What to produce: Return the material line for line, starting at its first line and stopping after the line that contains "x-tick-label: Jan 2017 — [55, 450, 105, 464]".

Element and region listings
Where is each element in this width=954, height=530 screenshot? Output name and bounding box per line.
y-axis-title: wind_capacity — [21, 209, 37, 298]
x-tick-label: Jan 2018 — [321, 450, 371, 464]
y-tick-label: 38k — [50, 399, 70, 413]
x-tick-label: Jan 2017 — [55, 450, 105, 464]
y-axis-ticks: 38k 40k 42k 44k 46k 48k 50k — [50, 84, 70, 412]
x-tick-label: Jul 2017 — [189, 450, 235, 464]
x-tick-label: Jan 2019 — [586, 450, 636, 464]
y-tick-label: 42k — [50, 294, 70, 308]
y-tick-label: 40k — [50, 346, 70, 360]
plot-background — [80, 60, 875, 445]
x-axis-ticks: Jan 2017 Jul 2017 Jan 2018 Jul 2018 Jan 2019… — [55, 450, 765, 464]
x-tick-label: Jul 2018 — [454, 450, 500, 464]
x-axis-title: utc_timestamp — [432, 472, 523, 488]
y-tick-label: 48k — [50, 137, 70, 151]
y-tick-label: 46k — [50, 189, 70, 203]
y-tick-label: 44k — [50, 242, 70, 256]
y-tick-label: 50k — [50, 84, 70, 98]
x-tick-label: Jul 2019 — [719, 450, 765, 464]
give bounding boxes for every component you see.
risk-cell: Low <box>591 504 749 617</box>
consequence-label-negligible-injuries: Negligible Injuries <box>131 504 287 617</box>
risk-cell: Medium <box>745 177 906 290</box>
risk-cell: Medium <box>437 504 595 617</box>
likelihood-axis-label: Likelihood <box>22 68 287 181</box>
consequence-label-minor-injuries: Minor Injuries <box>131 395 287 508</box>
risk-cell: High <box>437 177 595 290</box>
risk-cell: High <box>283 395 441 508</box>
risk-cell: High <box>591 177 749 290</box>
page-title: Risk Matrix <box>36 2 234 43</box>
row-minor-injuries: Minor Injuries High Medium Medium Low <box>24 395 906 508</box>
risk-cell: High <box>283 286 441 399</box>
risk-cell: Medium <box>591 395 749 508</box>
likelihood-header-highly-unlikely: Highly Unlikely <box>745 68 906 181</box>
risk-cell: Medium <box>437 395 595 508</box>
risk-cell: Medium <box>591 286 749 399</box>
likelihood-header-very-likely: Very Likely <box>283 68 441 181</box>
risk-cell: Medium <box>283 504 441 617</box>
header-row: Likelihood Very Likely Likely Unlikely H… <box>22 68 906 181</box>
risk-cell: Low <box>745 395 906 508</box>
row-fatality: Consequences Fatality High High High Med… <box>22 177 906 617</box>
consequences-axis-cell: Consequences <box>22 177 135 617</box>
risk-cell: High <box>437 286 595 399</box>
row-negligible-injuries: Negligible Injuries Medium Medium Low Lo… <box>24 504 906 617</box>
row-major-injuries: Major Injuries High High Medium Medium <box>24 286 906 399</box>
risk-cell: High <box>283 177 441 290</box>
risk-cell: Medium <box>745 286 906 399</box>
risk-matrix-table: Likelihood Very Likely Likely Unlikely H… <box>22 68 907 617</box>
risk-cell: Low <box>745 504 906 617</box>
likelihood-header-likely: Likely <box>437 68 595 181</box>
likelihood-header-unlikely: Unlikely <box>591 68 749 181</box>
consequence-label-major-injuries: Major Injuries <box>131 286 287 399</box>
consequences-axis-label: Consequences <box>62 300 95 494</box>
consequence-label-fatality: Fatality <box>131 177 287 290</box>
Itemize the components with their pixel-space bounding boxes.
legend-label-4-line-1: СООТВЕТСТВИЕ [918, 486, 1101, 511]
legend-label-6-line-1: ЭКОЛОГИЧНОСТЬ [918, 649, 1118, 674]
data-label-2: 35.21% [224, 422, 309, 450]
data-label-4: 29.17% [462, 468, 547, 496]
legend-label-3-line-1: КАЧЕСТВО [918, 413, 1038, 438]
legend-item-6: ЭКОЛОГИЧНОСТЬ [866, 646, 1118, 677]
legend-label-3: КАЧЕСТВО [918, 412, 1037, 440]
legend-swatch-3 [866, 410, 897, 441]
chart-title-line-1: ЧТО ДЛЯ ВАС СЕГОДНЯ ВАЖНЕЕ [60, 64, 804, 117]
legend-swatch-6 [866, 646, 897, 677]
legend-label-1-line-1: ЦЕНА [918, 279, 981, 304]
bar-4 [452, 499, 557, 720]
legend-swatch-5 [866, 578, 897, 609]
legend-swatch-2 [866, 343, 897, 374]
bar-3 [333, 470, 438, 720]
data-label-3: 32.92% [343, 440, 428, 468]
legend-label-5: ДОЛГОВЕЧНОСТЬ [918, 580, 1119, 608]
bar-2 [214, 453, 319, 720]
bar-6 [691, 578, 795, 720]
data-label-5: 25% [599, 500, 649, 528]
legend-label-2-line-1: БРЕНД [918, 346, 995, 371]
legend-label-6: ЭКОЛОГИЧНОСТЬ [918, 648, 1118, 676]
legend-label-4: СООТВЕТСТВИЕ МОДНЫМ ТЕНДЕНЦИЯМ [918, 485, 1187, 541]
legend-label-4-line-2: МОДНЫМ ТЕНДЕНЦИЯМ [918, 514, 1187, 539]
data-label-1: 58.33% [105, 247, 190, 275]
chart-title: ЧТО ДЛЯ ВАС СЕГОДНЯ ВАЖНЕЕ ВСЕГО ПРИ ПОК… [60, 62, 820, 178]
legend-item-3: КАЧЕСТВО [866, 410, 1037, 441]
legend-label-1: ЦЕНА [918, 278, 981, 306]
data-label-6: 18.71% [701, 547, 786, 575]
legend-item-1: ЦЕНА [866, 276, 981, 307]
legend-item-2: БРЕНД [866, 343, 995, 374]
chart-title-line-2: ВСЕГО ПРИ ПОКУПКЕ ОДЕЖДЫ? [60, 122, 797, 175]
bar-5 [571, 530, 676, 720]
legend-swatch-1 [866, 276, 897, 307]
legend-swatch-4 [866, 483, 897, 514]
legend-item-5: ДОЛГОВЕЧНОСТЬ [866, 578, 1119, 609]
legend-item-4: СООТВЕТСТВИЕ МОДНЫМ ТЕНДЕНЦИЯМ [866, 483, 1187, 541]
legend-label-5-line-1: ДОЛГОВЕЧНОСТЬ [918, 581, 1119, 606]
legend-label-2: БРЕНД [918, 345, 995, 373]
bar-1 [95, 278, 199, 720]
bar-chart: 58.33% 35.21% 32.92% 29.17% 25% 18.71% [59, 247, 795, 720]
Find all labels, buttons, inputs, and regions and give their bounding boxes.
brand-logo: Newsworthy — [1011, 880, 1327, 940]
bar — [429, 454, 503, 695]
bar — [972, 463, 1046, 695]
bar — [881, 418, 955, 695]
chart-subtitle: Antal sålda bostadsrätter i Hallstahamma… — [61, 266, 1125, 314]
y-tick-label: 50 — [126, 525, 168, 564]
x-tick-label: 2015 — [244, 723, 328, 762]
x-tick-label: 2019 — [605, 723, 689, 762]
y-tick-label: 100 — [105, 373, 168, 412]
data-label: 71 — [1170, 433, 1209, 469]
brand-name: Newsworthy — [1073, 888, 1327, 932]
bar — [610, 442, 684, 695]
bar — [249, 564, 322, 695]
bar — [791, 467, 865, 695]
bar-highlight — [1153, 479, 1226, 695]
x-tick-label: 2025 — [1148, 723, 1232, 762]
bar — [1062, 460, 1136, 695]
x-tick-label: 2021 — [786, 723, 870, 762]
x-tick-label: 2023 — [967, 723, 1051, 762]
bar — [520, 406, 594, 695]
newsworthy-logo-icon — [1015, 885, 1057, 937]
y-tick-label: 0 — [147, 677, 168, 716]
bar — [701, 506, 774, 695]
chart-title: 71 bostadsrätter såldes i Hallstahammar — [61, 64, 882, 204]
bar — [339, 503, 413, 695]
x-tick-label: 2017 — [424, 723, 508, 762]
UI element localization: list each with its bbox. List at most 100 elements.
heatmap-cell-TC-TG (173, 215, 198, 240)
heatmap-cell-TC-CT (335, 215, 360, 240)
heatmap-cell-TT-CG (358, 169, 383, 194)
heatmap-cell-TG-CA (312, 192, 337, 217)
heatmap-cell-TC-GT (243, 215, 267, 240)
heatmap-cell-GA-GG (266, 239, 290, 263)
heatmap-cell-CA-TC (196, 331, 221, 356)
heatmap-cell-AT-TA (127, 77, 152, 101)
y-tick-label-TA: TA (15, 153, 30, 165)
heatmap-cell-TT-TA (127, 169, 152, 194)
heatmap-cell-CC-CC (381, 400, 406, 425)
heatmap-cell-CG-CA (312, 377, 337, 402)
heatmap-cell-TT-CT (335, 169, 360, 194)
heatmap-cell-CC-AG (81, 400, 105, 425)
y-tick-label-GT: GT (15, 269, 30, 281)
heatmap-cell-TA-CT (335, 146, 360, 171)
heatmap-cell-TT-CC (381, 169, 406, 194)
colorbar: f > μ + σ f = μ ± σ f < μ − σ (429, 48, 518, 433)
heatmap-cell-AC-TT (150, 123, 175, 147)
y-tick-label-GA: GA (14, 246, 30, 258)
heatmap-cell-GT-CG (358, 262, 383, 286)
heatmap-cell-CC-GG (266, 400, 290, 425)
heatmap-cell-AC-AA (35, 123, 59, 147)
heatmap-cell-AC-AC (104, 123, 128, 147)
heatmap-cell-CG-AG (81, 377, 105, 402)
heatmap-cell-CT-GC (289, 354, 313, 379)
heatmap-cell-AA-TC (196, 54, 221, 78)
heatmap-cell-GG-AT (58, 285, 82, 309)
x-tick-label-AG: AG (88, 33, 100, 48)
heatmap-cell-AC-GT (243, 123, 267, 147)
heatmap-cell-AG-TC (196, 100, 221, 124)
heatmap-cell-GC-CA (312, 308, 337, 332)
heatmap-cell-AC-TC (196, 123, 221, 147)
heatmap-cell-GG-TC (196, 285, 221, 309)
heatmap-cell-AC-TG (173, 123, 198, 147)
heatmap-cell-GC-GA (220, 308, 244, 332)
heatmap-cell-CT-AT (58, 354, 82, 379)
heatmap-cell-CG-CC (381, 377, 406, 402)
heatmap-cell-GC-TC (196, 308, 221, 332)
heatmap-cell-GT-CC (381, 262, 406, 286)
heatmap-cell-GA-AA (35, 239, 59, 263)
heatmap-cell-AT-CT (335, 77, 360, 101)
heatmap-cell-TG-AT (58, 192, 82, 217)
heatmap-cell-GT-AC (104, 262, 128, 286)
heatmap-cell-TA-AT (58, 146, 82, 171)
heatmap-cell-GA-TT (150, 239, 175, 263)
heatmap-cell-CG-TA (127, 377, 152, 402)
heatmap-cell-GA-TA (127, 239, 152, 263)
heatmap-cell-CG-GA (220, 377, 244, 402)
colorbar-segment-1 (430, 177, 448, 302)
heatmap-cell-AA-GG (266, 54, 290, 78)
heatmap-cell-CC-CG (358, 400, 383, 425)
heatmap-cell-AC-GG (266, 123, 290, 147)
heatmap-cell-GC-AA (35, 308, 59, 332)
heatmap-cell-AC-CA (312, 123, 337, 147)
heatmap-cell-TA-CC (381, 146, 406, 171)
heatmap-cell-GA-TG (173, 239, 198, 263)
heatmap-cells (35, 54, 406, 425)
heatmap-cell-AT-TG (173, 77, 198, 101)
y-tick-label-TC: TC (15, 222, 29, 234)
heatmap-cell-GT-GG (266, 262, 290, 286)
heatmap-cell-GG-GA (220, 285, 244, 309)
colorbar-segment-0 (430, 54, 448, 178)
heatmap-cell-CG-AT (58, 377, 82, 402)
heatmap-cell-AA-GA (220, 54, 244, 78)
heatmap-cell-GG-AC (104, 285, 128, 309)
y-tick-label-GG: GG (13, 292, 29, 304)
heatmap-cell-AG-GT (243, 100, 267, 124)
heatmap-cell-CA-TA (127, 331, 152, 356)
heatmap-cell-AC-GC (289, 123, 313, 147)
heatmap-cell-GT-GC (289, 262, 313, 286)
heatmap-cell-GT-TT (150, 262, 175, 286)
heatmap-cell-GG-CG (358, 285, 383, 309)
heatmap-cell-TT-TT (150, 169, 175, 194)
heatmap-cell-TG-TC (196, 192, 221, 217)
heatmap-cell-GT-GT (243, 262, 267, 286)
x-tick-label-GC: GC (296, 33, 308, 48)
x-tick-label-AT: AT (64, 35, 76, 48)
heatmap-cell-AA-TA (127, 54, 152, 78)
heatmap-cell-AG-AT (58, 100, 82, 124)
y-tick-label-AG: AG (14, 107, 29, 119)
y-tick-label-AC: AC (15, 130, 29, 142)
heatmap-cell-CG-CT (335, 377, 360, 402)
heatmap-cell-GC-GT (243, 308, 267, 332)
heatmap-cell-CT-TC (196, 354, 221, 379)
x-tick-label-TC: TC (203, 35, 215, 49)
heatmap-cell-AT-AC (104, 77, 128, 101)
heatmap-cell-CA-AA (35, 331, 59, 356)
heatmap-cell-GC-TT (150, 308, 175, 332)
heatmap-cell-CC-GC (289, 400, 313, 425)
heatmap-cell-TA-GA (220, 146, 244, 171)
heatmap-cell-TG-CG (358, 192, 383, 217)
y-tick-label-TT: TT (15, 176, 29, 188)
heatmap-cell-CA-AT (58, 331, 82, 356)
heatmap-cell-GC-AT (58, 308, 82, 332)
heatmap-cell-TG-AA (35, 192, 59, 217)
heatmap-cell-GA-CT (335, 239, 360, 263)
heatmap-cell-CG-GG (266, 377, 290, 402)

Reply to the task:
Where is each element in this width=954, height=530 screenshot? Output name and bounding box per line.
y-axis-title: wind_capacity — [21, 209, 37, 298]
x-tick-label: Jan 2018 — [321, 450, 371, 464]
y-tick-label: 38k — [50, 399, 70, 413]
x-tick-label: Jan 2017 — [55, 450, 105, 464]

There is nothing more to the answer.